DATASET ROWS:
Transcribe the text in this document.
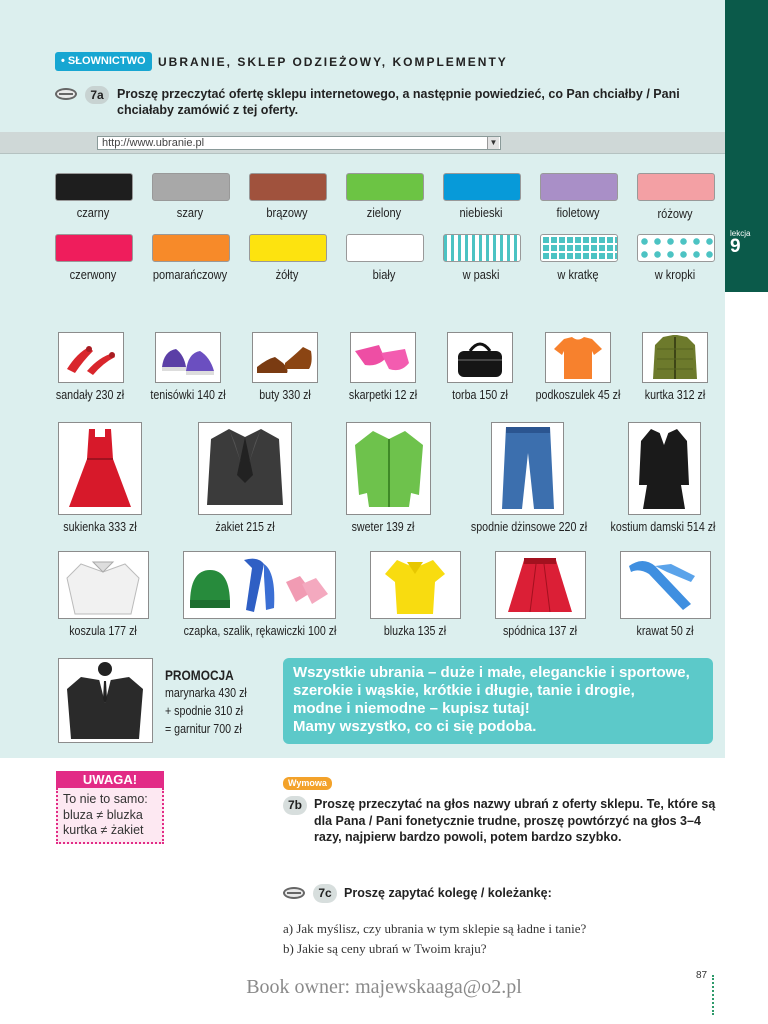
lekcja
9
• SŁOWNICTWO	UBRANIE, SKLEP ODZIEŻOWY, KOMPLEMENTY
7a	Proszę przeczytać ofertę sklepu internetowego, a następnie powiedzieć, co Pan chciałby / Pani chciałaby zamówić z tej oferty.
http://www.ubranie.pl	▼
czarny	szary	brązowy	zielony	niebieski	fioletowy	różowy
czerwony	pomarańczowy	żółty	biały	w paski	w kratkę	w kropki
sandały 230 zł	tenisówki 140 zł	buty 330 zł	skarpetki 12 zł	torba 150 zł	podkoszulek 45 zł	kurtka 312 zł
sukienka 333 zł	żakiet 215 zł	sweter 139 zł	spodnie dżinsowe 220 zł kostium damski 514 zł
koszula 177 zł	czapka, szalik, rękawiczki 100 zł	bluzka 135 zł	spódnica 137 zł	krawat 50 zł
PROMOCJA
marynarka 430 zł
+ spodnie 310 zł
= garnitur 700 zł
Wszystkie ubrania – duże i małe, eleganckie i sportowe,
szerokie i wąskie, krótkie i długie, tanie i drogie,
modne i niemodne – kupisz tutaj!
Mamy wszystko, co ci się podoba.
UWAGA!
To nie to samo:
bluza ≠ bluzka
kurtka ≠ żakiet
Wymowa
7b Proszę przeczytać na głos nazwy ubrań z oferty sklepu. Te, które są dla Pana / Pani fonetycznie trudne, proszę powtórzyć na głos 3–4 razy, najpierw bardzo powoli, potem bardzo szybko.
7c Proszę zapytać kolegę / koleżankę:
a) Jak myślisz, czy ubrania w tym sklepie są ładne i tanie?
b) Jakie są ceny ubrań w Twoim kraju?
87
Book owner: majewskaaga@o2.pl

PROBLEM STATEMENT: Copy each line of the preceding data that contains the string "sklepu".

EXERCISE RESPONSE:
7a	Proszę przeczytać ofertę sklepu internetowego, a następnie powiedzieć, co Pan chciałby / Pani chciałaby zamówić z tej oferty.
7b Proszę przeczytać na głos nazwy ubrań z oferty sklepu. Te, które są dla Pana / Pani fonetycznie trudne, proszę powtórzyć na głos 3–4 razy, najpierw bardzo powoli, potem bardzo szybko.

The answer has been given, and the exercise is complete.